Without the pictures, reproduce the records that follow exactly.

══ Records to process

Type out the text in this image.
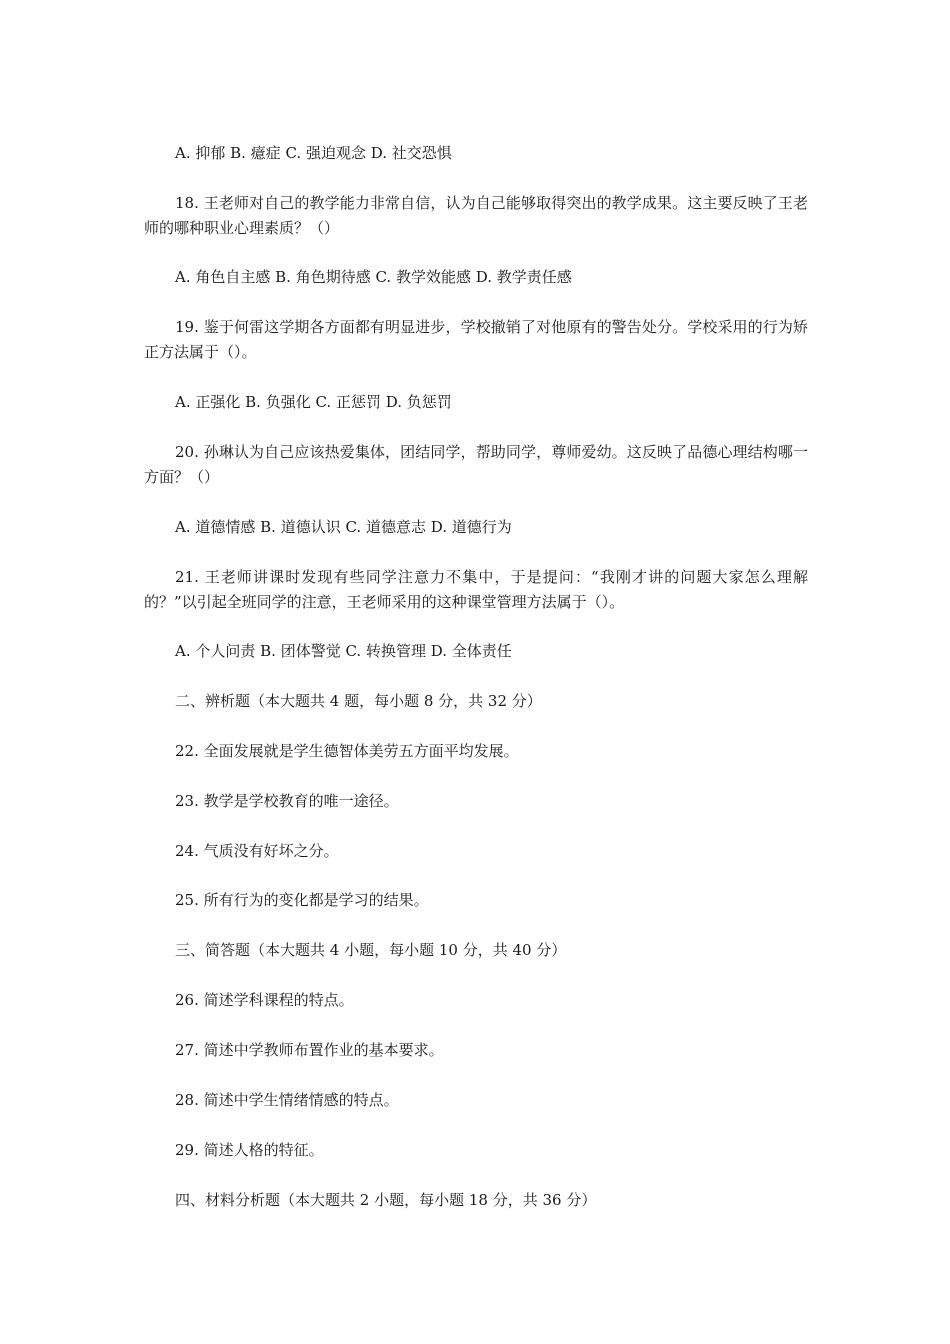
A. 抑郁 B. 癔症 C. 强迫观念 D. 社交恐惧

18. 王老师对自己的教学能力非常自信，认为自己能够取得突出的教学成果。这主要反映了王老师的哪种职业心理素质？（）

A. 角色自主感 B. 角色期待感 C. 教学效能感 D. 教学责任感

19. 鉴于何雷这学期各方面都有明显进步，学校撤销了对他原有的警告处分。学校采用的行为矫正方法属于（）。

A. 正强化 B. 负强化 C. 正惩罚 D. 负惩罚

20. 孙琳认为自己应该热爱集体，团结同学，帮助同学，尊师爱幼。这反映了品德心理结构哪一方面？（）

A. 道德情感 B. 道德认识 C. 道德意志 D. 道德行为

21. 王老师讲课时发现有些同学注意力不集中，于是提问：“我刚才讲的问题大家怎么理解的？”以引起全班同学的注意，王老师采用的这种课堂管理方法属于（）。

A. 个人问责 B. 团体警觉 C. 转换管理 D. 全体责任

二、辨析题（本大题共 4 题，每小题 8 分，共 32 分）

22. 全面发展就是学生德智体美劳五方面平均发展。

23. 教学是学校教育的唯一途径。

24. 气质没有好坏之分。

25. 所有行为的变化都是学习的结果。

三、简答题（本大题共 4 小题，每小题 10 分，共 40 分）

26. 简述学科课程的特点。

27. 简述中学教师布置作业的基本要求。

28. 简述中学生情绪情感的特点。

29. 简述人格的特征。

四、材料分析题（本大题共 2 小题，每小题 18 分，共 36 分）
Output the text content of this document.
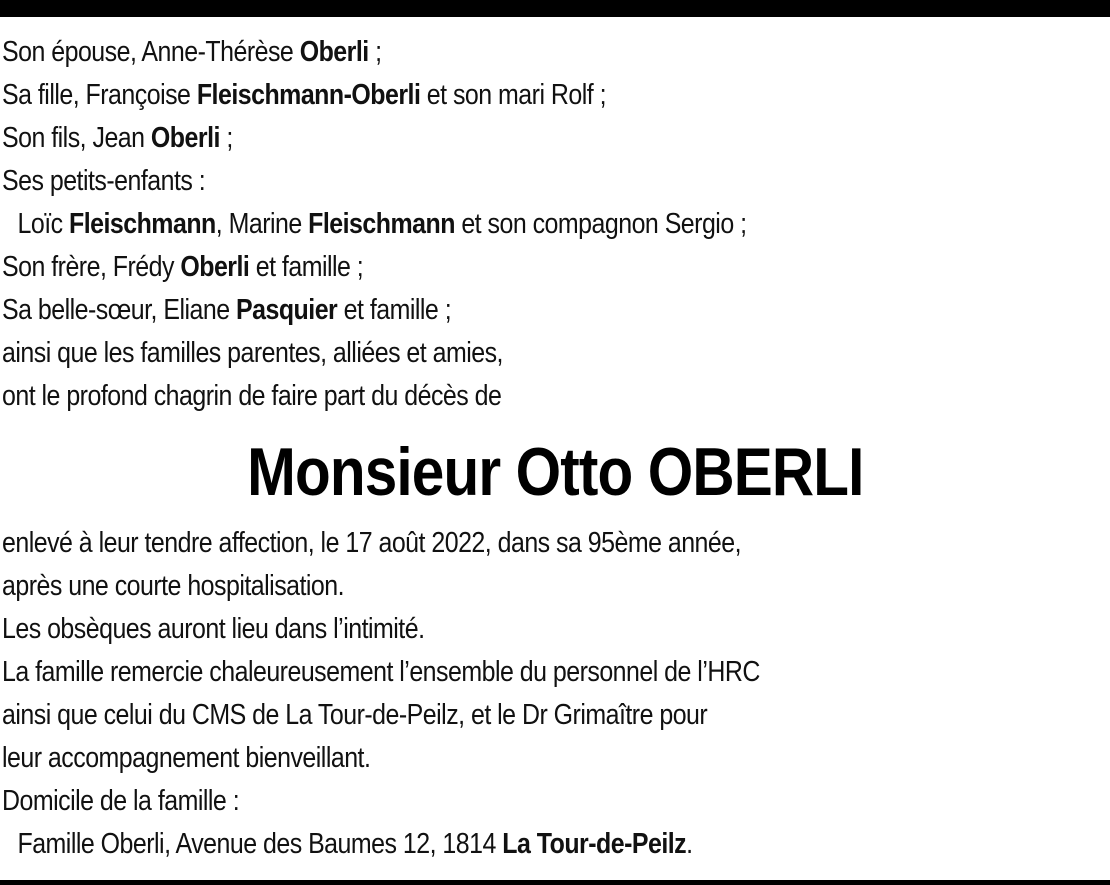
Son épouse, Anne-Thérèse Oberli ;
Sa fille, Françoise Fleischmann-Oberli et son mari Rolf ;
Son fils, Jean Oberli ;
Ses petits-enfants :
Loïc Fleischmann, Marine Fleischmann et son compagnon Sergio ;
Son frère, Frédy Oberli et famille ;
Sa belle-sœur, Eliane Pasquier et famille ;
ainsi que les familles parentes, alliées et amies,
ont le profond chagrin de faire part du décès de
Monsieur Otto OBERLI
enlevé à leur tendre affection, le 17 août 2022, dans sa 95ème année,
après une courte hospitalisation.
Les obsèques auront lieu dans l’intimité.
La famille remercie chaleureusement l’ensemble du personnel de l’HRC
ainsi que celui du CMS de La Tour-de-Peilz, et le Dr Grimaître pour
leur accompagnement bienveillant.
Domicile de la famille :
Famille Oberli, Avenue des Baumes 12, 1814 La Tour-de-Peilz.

════

- Complete response:
Type out the text in this image.
A. 抑郁 B. 癔症 C. 强迫观念 D. 社交恐惧

18. 王老师对自己的教学能力非常自信，认为自己能够取得突出的教学成果。这主要反映了王老师的哪种职业心理素质？（）

A. 角色自主感 B. 角色期待感 C. 教学效能感 D. 教学责任感

19. 鉴于何雷这学期各方面都有明显进步，学校撤销了对他原有的警告处分。学校采用的行为矫正方法属于（）。

A. 正强化 B. 负强化 C. 正惩罚 D. 负惩罚

20. 孙琳认为自己应该热爱集体，团结同学，帮助同学，尊师爱幼。这反映了品德心理结构哪一方面？（）

A. 道德情感 B. 道德认识 C. 道德意志 D. 道德行为

21. 王老师讲课时发现有些同学注意力不集中，于是提问：“我刚才讲的问题大家怎么理解的？”以引起全班同学的注意，王老师采用的这种课堂管理方法属于（）。

A. 个人问责 B. 团体警觉 C. 转换管理 D. 全体责任

二、辨析题（本大题共 4 题，每小题 8 分，共 32 分）

22. 全面发展就是学生德智体美劳五方面平均发展。

23. 教学是学校教育的唯一途径。

24. 气质没有好坏之分。

25. 所有行为的变化都是学习的结果。

三、简答题（本大题共 4 小题，每小题 10 分，共 40 分）

26. 简述学科课程的特点。

27. 简述中学教师布置作业的基本要求。

28. 简述中学生情绪情感的特点。

29. 简述人格的特征。

四、材料分析题（本大题共 2 小题，每小题 18 分，共 36 分）
Output the text content of this document.
Son épouse, Anne-Thérèse Oberli ;
Sa fille, Françoise Fleischmann-Oberli et son mari Rolf ;
Son fils, Jean Oberli ;
Ses petits-enfants :
Loïc Fleischmann, Marine Fleischmann et son compagnon Sergio ;
Son frère, Frédy Oberli et famille ;
Sa belle-sœur, Eliane Pasquier et famille ;
ainsi que les familles parentes, alliées et amies,
ont le profond chagrin de faire part du décès de
Monsieur Otto OBERLI
enlevé à leur tendre affection, le 17 août 2022, dans sa 95ème année,
après une courte hospitalisation.
Les obsèques auront lieu dans l’intimité.
La famille remercie chaleureusement l’ensemble du personnel de l’HRC
ainsi que celui du CMS de La Tour-de-Peilz, et le Dr Grimaître pour
leur accompagnement bienveillant.
Domicile de la famille :
Famille Oberli, Avenue des Baumes 12, 1814 La Tour-de-Peilz.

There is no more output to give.